YOUR GOAL
Scan the entries below and extract each line with the word "Eubacterium" in it.

[Dataset items]
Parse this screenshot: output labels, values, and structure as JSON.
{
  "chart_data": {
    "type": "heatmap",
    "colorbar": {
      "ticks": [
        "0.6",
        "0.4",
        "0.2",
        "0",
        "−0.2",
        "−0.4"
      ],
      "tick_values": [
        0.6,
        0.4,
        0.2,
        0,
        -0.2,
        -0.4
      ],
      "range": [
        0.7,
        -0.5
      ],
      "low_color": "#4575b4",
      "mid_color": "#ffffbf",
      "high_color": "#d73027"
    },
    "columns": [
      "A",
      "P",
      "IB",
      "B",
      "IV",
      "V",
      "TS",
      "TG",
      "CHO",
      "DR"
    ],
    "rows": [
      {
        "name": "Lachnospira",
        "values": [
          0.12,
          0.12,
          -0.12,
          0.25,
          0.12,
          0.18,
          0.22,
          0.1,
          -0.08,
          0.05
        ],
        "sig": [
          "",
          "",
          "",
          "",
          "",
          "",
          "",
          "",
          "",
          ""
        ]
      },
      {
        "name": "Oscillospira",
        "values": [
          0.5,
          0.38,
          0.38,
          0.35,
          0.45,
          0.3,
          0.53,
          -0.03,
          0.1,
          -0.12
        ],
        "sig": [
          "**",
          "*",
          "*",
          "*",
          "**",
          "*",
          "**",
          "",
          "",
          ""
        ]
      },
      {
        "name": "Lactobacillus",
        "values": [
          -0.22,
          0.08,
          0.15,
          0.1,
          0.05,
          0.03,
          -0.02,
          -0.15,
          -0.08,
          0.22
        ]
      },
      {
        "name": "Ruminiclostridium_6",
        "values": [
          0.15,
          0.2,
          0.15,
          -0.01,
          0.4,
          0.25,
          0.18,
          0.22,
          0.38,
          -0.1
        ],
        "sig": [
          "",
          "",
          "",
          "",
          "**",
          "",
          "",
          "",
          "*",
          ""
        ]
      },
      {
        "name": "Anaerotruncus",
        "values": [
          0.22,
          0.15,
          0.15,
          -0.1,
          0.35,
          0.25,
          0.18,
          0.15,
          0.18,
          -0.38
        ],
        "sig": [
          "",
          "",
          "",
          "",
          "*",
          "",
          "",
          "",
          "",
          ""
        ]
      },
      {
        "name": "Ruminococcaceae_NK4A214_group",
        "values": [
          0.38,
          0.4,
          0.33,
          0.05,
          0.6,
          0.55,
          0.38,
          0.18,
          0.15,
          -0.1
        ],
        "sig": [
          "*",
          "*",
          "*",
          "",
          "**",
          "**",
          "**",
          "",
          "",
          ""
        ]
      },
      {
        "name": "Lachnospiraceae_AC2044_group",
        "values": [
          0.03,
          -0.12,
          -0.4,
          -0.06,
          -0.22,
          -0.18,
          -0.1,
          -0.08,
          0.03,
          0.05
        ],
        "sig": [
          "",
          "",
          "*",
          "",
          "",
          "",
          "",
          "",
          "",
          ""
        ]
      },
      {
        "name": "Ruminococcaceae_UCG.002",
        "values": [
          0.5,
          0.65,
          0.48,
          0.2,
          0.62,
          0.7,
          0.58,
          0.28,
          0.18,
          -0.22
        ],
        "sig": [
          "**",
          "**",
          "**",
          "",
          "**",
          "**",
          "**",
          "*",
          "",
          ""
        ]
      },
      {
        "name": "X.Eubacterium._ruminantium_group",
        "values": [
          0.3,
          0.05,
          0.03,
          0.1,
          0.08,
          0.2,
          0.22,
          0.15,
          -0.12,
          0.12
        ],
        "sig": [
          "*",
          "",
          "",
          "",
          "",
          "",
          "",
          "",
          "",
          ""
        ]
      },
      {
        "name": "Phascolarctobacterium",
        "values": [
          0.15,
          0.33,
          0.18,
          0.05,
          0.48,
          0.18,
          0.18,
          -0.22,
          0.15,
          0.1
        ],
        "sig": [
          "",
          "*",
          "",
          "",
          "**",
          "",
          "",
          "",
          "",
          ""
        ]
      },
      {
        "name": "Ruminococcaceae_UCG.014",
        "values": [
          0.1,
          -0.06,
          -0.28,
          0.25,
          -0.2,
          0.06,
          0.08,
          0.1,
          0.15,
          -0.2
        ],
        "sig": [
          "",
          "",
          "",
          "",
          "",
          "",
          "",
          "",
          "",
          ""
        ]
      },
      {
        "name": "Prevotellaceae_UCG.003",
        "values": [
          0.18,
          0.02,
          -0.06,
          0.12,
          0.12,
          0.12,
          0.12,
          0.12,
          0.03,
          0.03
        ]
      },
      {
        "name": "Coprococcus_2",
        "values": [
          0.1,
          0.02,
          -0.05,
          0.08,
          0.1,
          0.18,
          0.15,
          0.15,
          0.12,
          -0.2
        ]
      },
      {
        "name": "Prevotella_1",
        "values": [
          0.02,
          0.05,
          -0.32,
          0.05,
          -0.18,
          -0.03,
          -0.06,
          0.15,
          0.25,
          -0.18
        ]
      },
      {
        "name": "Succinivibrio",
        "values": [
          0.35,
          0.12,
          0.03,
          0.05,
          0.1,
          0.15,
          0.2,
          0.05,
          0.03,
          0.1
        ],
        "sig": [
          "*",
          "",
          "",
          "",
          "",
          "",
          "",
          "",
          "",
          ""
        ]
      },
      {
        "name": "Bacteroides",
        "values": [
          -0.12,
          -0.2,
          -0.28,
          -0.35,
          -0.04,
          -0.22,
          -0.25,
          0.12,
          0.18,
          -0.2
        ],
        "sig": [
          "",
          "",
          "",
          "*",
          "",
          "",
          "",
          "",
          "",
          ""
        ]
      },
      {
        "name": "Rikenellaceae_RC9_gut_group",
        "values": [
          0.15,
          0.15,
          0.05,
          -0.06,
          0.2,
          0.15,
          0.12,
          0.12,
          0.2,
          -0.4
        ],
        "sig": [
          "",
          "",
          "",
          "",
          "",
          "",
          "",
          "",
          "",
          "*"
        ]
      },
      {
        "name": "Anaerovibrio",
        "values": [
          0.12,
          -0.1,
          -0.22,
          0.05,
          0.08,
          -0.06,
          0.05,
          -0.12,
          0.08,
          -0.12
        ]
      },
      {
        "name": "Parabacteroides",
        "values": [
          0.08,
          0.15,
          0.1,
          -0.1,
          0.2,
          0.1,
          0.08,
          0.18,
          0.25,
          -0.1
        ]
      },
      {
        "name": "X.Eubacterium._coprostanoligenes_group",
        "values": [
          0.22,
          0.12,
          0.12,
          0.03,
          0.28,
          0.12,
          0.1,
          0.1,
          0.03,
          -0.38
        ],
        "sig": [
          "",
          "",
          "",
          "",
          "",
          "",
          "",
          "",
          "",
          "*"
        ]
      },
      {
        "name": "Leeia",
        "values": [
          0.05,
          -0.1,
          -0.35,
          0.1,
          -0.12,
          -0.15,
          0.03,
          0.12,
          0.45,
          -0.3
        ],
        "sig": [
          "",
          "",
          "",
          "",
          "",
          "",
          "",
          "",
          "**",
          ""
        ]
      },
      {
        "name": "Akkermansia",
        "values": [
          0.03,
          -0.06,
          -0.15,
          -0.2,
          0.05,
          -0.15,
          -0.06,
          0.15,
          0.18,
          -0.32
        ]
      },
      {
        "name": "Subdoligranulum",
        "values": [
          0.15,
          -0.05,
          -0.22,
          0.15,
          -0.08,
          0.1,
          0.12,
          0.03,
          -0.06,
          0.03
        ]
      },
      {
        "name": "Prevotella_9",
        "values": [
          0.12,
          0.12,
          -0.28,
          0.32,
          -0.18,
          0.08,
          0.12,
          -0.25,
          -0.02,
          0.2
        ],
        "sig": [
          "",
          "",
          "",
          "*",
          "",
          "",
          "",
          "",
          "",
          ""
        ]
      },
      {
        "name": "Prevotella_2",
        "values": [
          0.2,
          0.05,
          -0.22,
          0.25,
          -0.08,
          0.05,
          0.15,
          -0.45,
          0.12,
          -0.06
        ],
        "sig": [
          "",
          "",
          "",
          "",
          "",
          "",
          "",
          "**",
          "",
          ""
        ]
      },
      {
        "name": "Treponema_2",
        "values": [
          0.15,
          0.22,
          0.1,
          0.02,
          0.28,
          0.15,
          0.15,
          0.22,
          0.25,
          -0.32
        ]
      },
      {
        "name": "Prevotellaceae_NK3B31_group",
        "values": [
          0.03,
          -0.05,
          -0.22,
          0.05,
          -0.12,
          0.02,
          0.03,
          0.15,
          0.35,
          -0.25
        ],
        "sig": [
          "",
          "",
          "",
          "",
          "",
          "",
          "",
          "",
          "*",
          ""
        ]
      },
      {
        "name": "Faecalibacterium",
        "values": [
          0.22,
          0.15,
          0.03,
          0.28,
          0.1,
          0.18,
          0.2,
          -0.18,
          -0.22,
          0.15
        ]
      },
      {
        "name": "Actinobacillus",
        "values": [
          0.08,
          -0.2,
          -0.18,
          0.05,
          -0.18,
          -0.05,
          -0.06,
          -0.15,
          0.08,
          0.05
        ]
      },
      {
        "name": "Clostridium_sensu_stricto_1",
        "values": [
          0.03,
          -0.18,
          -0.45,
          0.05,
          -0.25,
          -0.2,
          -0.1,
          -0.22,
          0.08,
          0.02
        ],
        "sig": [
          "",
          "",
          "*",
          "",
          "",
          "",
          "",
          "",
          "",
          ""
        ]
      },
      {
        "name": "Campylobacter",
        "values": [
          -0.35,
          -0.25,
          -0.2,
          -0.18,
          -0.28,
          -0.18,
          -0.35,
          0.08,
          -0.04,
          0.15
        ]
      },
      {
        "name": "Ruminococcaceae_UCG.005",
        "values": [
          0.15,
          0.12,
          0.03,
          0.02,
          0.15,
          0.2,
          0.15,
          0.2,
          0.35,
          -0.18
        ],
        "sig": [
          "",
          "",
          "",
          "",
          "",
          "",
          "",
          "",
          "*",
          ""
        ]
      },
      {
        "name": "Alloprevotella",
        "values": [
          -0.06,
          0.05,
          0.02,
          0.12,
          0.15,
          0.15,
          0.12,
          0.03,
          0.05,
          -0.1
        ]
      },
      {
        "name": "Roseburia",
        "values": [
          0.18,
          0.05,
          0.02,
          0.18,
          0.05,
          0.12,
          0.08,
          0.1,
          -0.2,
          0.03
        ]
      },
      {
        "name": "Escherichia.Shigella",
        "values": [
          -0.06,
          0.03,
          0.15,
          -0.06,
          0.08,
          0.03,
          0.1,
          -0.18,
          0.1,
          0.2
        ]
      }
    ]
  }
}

ANSWER FOR THE TASK
        "name": "X.Eubacterium._ruminantium_group",
        "name": "X.Eubacterium._coprostanoligenes_group",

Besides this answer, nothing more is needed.